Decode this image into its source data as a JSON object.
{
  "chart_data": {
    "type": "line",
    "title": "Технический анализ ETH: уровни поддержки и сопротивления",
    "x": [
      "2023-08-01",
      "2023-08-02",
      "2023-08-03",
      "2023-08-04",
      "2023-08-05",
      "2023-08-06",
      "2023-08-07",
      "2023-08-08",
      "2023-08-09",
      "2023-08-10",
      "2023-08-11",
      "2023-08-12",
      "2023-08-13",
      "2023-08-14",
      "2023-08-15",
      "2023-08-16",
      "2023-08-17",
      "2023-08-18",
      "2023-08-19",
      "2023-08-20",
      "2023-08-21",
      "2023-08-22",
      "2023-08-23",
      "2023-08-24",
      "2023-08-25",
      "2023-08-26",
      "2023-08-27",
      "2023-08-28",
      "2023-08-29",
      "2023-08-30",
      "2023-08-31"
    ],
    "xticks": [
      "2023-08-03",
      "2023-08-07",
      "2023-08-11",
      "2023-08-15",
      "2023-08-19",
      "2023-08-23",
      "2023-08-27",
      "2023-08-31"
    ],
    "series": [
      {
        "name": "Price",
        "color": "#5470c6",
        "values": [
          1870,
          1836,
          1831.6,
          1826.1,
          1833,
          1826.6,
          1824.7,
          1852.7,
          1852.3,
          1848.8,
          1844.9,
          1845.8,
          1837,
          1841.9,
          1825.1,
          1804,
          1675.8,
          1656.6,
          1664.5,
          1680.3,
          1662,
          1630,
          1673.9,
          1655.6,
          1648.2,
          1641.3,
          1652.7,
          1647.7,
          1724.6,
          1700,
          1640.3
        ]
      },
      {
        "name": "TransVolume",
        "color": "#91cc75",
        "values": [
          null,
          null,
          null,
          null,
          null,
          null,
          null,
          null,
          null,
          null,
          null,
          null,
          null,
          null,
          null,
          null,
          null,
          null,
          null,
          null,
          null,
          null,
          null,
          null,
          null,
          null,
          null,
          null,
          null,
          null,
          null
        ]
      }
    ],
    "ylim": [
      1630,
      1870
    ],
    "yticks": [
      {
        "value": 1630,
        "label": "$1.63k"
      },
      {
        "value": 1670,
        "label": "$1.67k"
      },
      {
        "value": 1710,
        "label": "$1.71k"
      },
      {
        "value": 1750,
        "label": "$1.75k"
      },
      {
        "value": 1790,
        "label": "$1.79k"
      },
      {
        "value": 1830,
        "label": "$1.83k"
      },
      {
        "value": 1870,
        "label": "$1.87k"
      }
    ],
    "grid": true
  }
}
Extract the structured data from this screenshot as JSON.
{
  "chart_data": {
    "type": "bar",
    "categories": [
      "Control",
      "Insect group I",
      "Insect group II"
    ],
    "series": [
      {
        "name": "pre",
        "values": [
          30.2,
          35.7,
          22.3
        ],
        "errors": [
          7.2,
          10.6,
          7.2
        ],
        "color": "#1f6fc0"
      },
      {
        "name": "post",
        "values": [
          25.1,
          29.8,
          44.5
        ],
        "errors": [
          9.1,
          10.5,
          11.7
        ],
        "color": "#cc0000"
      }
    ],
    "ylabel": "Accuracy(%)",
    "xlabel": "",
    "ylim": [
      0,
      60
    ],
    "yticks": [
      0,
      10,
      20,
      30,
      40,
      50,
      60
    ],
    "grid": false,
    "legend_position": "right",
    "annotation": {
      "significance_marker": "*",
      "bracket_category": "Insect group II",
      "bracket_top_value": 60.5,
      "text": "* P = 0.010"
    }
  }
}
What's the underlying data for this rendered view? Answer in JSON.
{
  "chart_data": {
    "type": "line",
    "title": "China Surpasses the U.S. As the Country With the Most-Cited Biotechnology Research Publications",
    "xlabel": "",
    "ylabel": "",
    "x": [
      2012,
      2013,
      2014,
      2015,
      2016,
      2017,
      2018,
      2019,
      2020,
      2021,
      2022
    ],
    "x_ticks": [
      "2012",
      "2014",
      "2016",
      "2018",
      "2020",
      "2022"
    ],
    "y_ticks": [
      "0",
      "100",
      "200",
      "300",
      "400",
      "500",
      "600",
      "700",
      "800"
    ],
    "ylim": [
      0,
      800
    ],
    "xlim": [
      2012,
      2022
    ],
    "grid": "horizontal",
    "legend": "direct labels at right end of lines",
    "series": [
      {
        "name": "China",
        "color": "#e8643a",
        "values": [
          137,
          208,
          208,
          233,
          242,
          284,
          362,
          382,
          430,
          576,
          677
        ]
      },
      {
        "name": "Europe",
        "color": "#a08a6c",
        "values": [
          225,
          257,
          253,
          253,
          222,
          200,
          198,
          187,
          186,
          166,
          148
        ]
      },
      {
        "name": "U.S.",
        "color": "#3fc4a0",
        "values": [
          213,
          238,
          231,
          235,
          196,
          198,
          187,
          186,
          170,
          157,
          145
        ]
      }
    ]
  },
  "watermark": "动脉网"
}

TASK => Search the listing for the word "right". Copy every line in which it occurs.

OUTPUT =>
    "legend_position": "right",
    "legend": "direct labels at right end of lines",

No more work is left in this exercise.